▸ **PROBLEM REQUIREMENTS**: Count lines, not occurrences: report how many lines in the records hold the string "this", and nothing else.

▸ **PROVIDED DATA**:
======

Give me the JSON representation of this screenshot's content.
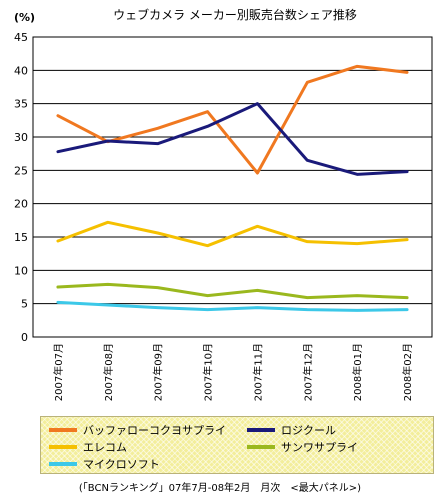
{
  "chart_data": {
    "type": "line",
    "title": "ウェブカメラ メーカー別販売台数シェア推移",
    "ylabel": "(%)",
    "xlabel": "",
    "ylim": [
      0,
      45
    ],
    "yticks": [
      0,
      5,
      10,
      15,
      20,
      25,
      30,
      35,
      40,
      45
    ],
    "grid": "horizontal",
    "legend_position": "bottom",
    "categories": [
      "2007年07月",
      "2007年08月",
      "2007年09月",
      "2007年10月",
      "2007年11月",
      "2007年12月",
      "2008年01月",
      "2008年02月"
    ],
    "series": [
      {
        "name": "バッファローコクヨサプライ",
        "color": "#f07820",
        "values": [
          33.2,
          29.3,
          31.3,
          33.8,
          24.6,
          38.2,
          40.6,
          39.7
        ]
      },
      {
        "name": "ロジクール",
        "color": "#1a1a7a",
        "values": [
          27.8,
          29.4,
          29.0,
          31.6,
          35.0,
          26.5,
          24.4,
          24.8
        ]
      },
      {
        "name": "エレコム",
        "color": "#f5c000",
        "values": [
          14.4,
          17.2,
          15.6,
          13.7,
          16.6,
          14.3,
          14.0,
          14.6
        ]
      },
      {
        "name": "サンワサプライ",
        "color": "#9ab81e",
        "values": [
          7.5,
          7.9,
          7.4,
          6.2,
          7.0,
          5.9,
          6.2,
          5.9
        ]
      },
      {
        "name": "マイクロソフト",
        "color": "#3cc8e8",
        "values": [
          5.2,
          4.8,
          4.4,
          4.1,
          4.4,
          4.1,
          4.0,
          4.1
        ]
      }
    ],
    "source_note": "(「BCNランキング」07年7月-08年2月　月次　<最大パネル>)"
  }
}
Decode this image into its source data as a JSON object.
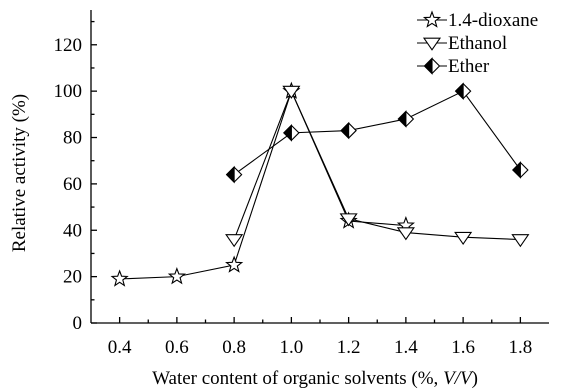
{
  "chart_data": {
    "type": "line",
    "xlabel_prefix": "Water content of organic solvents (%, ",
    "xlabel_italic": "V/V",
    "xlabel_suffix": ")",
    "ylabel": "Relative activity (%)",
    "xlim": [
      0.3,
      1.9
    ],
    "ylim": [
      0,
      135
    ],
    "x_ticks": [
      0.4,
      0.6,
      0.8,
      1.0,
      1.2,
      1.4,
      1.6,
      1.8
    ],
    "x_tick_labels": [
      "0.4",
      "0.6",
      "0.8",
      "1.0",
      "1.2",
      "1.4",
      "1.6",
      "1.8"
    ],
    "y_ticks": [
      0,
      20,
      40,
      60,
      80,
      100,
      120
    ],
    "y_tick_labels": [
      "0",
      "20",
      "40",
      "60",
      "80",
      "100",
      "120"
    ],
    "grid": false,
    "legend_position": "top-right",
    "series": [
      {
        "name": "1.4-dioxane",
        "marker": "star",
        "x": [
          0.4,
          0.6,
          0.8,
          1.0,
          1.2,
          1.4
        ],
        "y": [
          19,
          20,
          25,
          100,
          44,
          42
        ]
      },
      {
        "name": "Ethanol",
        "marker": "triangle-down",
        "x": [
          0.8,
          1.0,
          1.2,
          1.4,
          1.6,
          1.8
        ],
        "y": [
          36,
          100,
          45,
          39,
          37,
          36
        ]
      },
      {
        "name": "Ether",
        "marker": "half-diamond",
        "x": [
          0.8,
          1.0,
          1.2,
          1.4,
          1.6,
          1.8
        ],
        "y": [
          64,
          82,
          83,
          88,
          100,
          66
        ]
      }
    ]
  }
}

======

▸ **RESPONSE TO THE TASK**: 2